# Directions for this task
Starting with the first line of the material and going on through the line with "h-curve-extended — [20, 66, 121, 70]", write those lines out again, substituting "gridlines" for "grid" and changing nothing else.

# Input records
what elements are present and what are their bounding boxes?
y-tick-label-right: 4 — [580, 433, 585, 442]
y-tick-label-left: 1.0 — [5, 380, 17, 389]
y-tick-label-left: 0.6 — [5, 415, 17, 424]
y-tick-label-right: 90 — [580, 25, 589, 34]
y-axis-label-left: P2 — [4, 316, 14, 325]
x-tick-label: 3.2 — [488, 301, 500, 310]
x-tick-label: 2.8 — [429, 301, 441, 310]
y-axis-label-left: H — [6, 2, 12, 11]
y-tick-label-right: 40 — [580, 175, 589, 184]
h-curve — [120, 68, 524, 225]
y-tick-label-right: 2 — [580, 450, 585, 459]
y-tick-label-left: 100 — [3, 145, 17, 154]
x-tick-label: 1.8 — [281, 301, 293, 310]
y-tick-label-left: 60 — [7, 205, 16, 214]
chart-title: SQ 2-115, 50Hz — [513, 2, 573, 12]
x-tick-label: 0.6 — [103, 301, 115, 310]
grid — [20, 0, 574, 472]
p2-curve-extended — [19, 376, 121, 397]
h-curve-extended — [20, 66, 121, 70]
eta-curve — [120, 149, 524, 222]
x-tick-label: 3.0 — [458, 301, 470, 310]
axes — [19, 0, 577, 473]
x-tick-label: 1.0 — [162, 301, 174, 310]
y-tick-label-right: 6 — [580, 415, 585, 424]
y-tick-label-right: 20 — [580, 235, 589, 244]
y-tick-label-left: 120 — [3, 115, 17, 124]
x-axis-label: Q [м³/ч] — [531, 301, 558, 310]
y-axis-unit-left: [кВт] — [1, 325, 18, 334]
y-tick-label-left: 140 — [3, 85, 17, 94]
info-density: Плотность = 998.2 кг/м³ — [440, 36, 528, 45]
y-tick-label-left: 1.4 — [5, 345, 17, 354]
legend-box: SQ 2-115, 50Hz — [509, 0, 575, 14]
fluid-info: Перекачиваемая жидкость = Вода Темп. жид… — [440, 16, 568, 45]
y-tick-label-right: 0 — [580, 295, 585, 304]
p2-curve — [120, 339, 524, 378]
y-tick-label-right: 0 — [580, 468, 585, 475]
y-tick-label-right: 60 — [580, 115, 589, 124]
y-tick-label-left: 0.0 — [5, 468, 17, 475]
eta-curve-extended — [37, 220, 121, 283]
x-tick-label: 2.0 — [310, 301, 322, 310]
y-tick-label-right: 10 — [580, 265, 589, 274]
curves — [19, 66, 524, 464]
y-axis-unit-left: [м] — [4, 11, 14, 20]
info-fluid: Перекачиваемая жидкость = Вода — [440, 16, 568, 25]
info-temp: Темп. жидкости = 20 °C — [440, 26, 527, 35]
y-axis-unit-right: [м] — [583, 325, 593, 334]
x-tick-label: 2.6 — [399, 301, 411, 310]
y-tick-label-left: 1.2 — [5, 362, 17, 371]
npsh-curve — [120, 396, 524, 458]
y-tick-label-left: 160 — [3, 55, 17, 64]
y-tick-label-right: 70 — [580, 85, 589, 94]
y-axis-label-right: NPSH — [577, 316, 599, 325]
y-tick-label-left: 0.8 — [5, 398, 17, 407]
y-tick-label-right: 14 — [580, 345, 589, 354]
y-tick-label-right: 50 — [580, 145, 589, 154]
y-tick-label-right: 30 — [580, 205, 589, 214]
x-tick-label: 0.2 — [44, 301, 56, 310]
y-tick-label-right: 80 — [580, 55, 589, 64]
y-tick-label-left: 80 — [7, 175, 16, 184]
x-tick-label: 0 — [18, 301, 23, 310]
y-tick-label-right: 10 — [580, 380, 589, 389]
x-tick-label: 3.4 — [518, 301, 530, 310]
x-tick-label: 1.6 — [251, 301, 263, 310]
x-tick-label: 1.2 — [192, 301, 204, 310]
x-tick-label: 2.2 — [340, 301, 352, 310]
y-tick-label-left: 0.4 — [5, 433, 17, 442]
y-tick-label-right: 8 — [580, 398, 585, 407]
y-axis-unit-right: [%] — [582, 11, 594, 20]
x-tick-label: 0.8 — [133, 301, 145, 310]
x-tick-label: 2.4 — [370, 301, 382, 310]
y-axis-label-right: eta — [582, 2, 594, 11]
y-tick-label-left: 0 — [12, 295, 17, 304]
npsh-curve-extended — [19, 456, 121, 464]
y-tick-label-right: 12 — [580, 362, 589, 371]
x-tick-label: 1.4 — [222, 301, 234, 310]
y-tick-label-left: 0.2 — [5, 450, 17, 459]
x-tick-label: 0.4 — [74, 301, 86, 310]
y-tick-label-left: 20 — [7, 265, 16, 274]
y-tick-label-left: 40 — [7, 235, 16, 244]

# Result
what elements are present and what are their bounding boxes?
y-tick-label-right: 4 — [580, 433, 585, 442]
y-tick-label-left: 1.0 — [5, 380, 17, 389]
y-tick-label-left: 0.6 — [5, 415, 17, 424]
y-tick-label-right: 90 — [580, 25, 589, 34]
y-axis-label-left: P2 — [4, 316, 14, 325]
x-tick-label: 3.2 — [488, 301, 500, 310]
x-tick-label: 2.8 — [429, 301, 441, 310]
y-axis-label-left: H — [6, 2, 12, 11]
y-tick-label-right: 40 — [580, 175, 589, 184]
h-curve — [120, 68, 524, 225]
y-tick-label-right: 2 — [580, 450, 585, 459]
y-tick-label-left: 100 — [3, 145, 17, 154]
x-tick-label: 1.8 — [281, 301, 293, 310]
y-tick-label-left: 60 — [7, 205, 16, 214]
chart-title: SQ 2-115, 50Hz — [513, 2, 573, 12]
x-tick-label: 0.6 — [103, 301, 115, 310]
gridlines — [20, 0, 574, 472]
p2-curve-extended — [19, 376, 121, 397]
h-curve-extended — [20, 66, 121, 70]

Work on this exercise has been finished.